Data listing
========================

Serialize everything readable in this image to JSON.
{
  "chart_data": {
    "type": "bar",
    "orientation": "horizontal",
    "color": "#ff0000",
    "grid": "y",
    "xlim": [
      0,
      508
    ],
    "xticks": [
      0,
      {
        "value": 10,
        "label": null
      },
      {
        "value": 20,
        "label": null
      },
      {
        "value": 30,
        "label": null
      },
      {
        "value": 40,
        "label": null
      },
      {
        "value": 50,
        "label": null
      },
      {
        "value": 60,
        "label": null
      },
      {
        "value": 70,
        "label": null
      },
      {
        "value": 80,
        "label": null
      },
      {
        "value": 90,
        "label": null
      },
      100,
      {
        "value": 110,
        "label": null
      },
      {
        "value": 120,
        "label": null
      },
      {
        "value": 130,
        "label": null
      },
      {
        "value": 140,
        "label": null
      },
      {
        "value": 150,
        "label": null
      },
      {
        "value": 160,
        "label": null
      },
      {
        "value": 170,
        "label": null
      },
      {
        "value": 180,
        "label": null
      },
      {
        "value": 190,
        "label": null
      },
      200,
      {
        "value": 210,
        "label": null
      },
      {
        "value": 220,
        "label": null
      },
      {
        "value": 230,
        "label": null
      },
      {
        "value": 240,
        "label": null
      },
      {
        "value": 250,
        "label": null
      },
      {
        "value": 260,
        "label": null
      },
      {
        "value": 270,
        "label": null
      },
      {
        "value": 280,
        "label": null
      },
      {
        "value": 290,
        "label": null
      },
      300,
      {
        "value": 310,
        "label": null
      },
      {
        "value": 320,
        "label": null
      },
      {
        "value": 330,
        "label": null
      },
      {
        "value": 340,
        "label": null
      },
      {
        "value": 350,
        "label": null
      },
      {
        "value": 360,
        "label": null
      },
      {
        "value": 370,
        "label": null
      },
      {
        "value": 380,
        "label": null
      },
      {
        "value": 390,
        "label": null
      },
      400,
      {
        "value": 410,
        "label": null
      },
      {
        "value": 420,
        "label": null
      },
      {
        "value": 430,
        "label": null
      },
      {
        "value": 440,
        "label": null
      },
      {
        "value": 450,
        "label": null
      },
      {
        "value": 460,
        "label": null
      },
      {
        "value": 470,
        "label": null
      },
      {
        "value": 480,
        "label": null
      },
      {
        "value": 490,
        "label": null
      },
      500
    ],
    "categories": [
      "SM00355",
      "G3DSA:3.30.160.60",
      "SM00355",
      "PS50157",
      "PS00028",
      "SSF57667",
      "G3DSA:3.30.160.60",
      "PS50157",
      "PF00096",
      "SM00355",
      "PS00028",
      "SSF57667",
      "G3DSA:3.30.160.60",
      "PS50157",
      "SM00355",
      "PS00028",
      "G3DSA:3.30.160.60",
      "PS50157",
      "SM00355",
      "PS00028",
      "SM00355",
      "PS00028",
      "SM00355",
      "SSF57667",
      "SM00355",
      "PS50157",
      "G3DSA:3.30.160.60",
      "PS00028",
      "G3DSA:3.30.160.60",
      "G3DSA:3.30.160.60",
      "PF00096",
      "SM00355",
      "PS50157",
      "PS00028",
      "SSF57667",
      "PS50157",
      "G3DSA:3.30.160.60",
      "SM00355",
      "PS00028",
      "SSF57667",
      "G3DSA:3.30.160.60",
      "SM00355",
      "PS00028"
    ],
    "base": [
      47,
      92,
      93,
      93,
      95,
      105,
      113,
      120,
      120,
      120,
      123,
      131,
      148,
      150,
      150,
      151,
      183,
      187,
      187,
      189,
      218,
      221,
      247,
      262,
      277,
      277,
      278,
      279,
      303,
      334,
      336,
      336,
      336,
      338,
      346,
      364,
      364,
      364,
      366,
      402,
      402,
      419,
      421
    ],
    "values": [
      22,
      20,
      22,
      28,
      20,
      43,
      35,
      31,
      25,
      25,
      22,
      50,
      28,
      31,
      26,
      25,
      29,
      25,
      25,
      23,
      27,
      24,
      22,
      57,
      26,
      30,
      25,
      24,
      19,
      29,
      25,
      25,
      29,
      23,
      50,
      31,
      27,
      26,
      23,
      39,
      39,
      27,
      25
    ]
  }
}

========================

Your task
Output the full listing exactly as it stands.

Reply to the exercise
Serialize everything readable in this image to JSON.
{
  "chart_data": {
    "type": "bar",
    "orientation": "horizontal",
    "color": "#ff0000",
    "grid": "y",
    "xlim": [
      0,
      508
    ],
    "xticks": [
      0,
      {
        "value": 10,
        "label": null
      },
      {
        "value": 20,
        "label": null
      },
      {
        "value": 30,
        "label": null
      },
      {
        "value": 40,
        "label": null
      },
      {
        "value": 50,
        "label": null
      },
      {
        "value": 60,
        "label": null
      },
      {
        "value": 70,
        "label": null
      },
      {
        "value": 80,
        "label": null
      },
      {
        "value": 90,
        "label": null
      },
      100,
      {
        "value": 110,
        "label": null
      },
      {
        "value": 120,
        "label": null
      },
      {
        "value": 130,
        "label": null
      },
      {
        "value": 140,
        "label": null
      },
      {
        "value": 150,
        "label": null
      },
      {
        "value": 160,
        "label": null
      },
      {
        "value": 170,
        "label": null
      },
      {
        "value": 180,
        "label": null
      },
      {
        "value": 190,
        "label": null
      },
      200,
      {
        "value": 210,
        "label": null
      },
      {
        "value": 220,
        "label": null
      },
      {
        "value": 230,
        "label": null
      },
      {
        "value": 240,
        "label": null
      },
      {
        "value": 250,
        "label": null
      },
      {
        "value": 260,
        "label": null
      },
      {
        "value": 270,
        "label": null
      },
      {
        "value": 280,
        "label": null
      },
      {
        "value": 290,
        "label": null
      },
      300,
      {
        "value": 310,
        "label": null
      },
      {
        "value": 320,
        "label": null
      },
      {
        "value": 330,
        "label": null
      },
      {
        "value": 340,
        "label": null
      },
      {
        "value": 350,
        "label": null
      },
      {
        "value": 360,
        "label": null
      },
      {
        "value": 370,
        "label": null
      },
      {
        "value": 380,
        "label": null
      },
      {
        "value": 390,
        "label": null
      },
      400,
      {
        "value": 410,
        "label": null
      },
      {
        "value": 420,
        "label": null
      },
      {
        "value": 430,
        "label": null
      },
      {
        "value": 440,
        "label": null
      },
      {
        "value": 450,
        "label": null
      },
      {
        "value": 460,
        "label": null
      },
      {
        "value": 470,
        "label": null
      },
      {
        "value": 480,
        "label": null
      },
      {
        "value": 490,
        "label": null
      },
      500
    ],
    "categories": [
      "SM00355",
      "G3DSA:3.30.160.60",
      "SM00355",
      "PS50157",
      "PS00028",
      "SSF57667",
      "G3DSA:3.30.160.60",
      "PS50157",
      "PF00096",
      "SM00355",
      "PS00028",
      "SSF57667",
      "G3DSA:3.30.160.60",
      "PS50157",
      "SM00355",
      "PS00028",
      "G3DSA:3.30.160.60",
      "PS50157",
      "SM00355",
      "PS00028",
      "SM00355",
      "PS00028",
      "SM00355",
      "SSF57667",
      "SM00355",
      "PS50157",
      "G3DSA:3.30.160.60",
      "PS00028",
      "G3DSA:3.30.160.60",
      "G3DSA:3.30.160.60",
      "PF00096",
      "SM00355",
      "PS50157",
      "PS00028",
      "SSF57667",
      "PS50157",
      "G3DSA:3.30.160.60",
      "SM00355",
      "PS00028",
      "SSF57667",
      "G3DSA:3.30.160.60",
      "SM00355",
      "PS00028"
    ],
    "base": [
      47,
      92,
      93,
      93,
      95,
      105,
      113,
      120,
      120,
      120,
      123,
      131,
      148,
      150,
      150,
      151,
      183,
      187,
      187,
      189,
      218,
      221,
      247,
      262,
      277,
      277,
      278,
      279,
      303,
      334,
      336,
      336,
      336,
      338,
      346,
      364,
      364,
      364,
      366,
      402,
      402,
      419,
      421
    ],
    "values": [
      22,
      20,
      22,
      28,
      20,
      43,
      35,
      31,
      25,
      25,
      22,
      50,
      28,
      31,
      26,
      25,
      29,
      25,
      25,
      23,
      27,
      24,
      22,
      57,
      26,
      30,
      25,
      24,
      19,
      29,
      25,
      25,
      29,
      23,
      50,
      31,
      27,
      26,
      23,
      39,
      39,
      27,
      25
    ]
  }
}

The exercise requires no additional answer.